■ Stated goal 1: Using the election night account below, decide whether each statement agrees with it: (a) the writer left work early at 3:30; (b) the election was called at 7:30 Pacific Time; (c) the writer cried when the election was called. Answer yes or no for each and quote the deciding words.

■ Quoted text:
::::

And then once I cast it, and left early from work at 3:30, in order to go home and start preparing my thyme, lemon zest and polenta dish for my dinner party, and I took the bus home, I had my normal thoughts as I get off the bus. Look around, to make sure a captor can’t seize me. There comes a car approaching and stopping near me, is he stopping, or is he going to shove me in his car, where I’ll be unseen behind black out windows? (Yes, now I’ve revealed to you what a psycho I am and/or what fearful times we live in that such thoughts should cross my mind. This life as a woman). As I glanced at all the men on the street and kept my wits about me, I thought, at least I’ve voted, but now if I can just stay alive to see it.
I made it home, needless to say, and started cooking and watching TV. I had planned for weeks to make arugula salad, in a nod to one mini scandal where when Obama said he liked arugula, his detractors said that was an example of how out of touch and elitist he is.
My guests came. One of my favorites was a family friend, a woman in her 50s. She showed up with three bottles of champagne. I ended up drinking champagne with her all night, but was able to use enough restraint not to get shnockered. Being with her reminded me of parties with my mom and her friends, her reactions and comments were of a woman who lived through the 60s and is full of giddy disbelief.
It was kind of a whirlwind cuz I was cooking. (Order pizza next time?) All my obsessive research had said to watch for Indiana, if Indiana went Obama, it was over for McCain. So, funny that Indiana was one of the states not to get decided that night, and there I was looking for it as an early indicator. But I remember it being significant when Virginia came in for Obama. Me and my neighbor were screaming “Virginia!” I can’t even remember when Florida got called. That shows you what a different night it was from the past two elections, where we’ve all hung on Florida in the past, this time it was more like “Oh yeah, and Florida too.”
At 7:30 Pacific Time we were all eating my meal. The group included gays, a lesbian, immigrants, children of immigrants, and champagne drinking WASPS. This is my California, my life.
Suddenly at 8, like a freight train, the election was called. All my research had me predicting it would be called by 7:30 or 8. But it still seemed like a surprise. I hugged my champagne buddy, as we heard a cork pop of Sandro opening another, and I had a long embrace with my gay neighbor. Then I hugged Sandro. The neighbor was one of my best memories of the night. He wept. He didn’t even care that the gay marriage ban passed, saying “This is why we have to keep wearing assless chaps”.
I wanted to cry, but didn’t really have any tears. I got more emotional when Obama was nominated at his convention. I cried when he came out on the stage, followed by Biden, to see the Black man out front, and the White man in the number two position.
I regretted that I couldn’t have this event reported to me by Dan Rather. It seems like the only requirement to be a newscaster now days is to be a white male who isn’t balding. They are all so sanitized. Not like Dan during the 2000 Florida squeaker saying “This race is tighter than a swim suit in the back of a hot car on the way home from the lake” or, “Al Gore is madder than a snapping turtle!” The one moment that may seem trite but was special was the newscaster showed a poster like the kind on a fourth grade classroom wall, and how all the photos heretofore were white males. And there was Obama’s smiling face last in line. And now this will be the new normal.
Leading up to the election, I’d noticed Blacks at my work didn’t act too excited or didn’t want to talk about it too much. I think they were steeling themselves. My neighbor said a Black friend opened up to him that they were all too scared. His friend is from Virginia.

::::

■ Stated goal 2: In the dataset rows below, start at the first row and go through the row containing "695, 420, 748]". Rewrite those rows with every "wire" changed to "conductor" and nothing else altered.

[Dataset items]
::::

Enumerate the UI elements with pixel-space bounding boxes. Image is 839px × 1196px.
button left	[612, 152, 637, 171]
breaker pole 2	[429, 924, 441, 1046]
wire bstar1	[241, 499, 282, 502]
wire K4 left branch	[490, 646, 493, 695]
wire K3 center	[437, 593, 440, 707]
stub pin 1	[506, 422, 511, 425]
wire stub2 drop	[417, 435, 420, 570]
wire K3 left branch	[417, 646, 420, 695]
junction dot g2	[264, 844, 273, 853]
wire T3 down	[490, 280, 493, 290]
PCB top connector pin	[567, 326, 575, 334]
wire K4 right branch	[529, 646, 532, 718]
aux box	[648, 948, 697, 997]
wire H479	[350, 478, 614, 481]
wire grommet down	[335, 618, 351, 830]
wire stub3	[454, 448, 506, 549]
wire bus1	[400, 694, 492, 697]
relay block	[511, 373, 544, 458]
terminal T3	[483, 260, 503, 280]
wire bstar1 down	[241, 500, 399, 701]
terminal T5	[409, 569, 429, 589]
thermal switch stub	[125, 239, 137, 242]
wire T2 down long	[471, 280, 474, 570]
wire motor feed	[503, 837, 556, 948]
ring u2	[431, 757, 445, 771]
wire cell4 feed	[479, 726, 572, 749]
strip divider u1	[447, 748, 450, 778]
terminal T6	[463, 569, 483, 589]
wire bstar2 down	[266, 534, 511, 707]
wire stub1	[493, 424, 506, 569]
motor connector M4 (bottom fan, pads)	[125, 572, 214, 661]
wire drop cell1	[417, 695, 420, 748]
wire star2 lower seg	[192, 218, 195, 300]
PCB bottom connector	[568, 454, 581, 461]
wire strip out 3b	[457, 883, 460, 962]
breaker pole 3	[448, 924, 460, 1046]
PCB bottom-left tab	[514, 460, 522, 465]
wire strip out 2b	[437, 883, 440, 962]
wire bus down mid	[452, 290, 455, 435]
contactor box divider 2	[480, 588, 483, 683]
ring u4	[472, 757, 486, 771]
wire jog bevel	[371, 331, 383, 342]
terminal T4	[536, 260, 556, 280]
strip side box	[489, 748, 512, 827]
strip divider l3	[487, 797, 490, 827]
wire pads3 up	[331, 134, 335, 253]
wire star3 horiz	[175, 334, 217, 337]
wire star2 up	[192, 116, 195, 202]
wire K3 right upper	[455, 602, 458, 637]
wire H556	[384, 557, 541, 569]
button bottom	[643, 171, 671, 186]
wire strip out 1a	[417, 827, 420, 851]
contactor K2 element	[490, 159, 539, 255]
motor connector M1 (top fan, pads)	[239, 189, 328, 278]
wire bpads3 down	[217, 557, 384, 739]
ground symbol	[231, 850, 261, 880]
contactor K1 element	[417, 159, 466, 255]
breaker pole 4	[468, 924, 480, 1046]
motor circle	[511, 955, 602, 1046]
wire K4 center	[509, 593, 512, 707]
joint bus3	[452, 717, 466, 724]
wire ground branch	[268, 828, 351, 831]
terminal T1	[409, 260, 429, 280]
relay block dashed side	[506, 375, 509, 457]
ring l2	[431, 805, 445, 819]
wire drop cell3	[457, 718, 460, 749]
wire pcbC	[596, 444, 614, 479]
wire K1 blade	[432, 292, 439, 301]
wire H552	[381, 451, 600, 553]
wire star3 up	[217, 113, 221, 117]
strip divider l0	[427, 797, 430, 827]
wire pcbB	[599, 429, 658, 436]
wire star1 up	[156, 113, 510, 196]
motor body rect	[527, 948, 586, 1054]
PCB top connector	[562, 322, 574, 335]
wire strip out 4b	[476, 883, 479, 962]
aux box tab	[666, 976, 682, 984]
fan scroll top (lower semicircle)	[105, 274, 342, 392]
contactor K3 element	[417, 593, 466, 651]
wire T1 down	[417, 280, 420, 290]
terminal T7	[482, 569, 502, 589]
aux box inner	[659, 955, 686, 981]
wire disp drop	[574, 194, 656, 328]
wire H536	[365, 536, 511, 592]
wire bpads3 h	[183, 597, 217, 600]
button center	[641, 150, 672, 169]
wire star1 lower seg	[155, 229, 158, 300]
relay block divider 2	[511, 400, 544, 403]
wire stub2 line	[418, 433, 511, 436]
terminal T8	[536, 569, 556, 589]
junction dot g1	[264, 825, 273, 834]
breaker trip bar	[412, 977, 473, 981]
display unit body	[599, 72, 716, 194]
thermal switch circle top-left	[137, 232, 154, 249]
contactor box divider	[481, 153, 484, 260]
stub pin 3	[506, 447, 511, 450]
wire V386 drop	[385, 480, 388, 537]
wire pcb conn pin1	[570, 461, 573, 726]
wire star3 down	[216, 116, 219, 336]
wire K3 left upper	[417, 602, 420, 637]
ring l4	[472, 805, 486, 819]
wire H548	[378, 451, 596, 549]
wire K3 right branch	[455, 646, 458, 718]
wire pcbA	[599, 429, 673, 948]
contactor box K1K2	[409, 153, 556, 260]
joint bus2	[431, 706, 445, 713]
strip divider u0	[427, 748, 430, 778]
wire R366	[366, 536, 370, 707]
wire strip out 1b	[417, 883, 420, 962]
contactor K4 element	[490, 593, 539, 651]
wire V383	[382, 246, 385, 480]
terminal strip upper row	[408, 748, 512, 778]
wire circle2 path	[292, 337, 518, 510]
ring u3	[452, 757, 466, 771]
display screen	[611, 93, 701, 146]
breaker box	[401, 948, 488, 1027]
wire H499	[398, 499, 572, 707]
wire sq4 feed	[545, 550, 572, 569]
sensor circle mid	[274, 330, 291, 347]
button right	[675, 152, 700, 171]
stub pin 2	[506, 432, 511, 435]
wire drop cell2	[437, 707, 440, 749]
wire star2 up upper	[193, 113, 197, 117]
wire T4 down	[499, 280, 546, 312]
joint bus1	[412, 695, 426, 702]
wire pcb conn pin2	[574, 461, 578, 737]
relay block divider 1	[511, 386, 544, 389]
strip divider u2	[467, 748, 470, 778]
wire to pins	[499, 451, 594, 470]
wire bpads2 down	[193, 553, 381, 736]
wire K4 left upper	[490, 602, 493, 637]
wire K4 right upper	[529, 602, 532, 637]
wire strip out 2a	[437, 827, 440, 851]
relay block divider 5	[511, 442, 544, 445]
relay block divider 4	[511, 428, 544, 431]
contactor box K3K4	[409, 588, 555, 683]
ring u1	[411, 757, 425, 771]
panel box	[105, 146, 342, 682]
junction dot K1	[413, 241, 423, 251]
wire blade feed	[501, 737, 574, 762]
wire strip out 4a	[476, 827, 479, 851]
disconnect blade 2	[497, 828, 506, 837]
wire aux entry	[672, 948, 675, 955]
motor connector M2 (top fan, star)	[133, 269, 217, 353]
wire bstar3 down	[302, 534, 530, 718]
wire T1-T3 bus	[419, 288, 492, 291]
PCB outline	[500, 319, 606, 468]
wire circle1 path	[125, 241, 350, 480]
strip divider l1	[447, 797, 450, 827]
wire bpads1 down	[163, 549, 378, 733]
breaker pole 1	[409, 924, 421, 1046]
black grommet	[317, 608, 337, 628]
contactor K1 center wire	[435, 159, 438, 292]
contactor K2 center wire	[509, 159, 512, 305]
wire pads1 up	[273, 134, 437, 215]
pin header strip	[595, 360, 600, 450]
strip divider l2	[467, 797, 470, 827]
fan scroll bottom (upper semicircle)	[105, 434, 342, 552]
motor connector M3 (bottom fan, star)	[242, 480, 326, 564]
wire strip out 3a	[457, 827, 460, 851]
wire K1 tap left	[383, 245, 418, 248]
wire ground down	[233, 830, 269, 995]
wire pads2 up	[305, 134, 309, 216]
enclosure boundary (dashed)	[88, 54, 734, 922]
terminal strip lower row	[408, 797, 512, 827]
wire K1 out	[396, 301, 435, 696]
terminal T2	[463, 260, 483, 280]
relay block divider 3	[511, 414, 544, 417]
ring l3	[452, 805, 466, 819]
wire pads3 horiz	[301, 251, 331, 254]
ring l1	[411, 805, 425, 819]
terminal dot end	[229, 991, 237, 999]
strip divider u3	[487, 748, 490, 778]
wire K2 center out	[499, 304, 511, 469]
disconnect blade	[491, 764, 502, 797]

::::

■ Result 1:
(a) Yes: "left early from work at 3:30"
(b) No: "Suddenly at 8, like a freight train, the election was called."
(c) No: "I wanted to cry, but didn’t really have any tears."

■ Result 2:
Enumerate the UI elements with pixel-space bounding boxes. Image is 839px × 1196px.
button left	[612, 152, 637, 171]
breaker pole 2	[429, 924, 441, 1046]
conductor bstar1	[241, 499, 282, 502]
conductor K4 left branch	[490, 646, 493, 695]
conductor K3 center	[437, 593, 440, 707]
stub pin 1	[506, 422, 511, 425]
conductor stub2 drop	[417, 435, 420, 570]
conductor K3 left branch	[417, 646, 420, 695]
junction dot g2	[264, 844, 273, 853]
conductor T3 down	[490, 280, 493, 290]
PCB top connector pin	[567, 326, 575, 334]
conductor K4 right branch	[529, 646, 532, 718]
aux box	[648, 948, 697, 997]
conductor H479	[350, 478, 614, 481]
conductor grommet down	[335, 618, 351, 830]
conductor stub3	[454, 448, 506, 549]
conductor bus1	[400, 694, 492, 697]
relay block	[511, 373, 544, 458]
terminal T3	[483, 260, 503, 280]
conductor bstar1 down	[241, 500, 399, 701]
terminal T5	[409, 569, 429, 589]
thermal switch stub	[125, 239, 137, 242]
conductor T2 down long	[471, 280, 474, 570]
conductor motor feed	[503, 837, 556, 948]
ring u2	[431, 757, 445, 771]
conductor cell4 feed	[479, 726, 572, 749]
strip divider u1	[447, 748, 450, 778]
terminal T6	[463, 569, 483, 589]
conductor bstar2 down	[266, 534, 511, 707]
conductor stub1	[493, 424, 506, 569]
motor connector M4 (bottom fan, pads)	[125, 572, 214, 661]
conductor drop cell1	[417, 695, 420, 748]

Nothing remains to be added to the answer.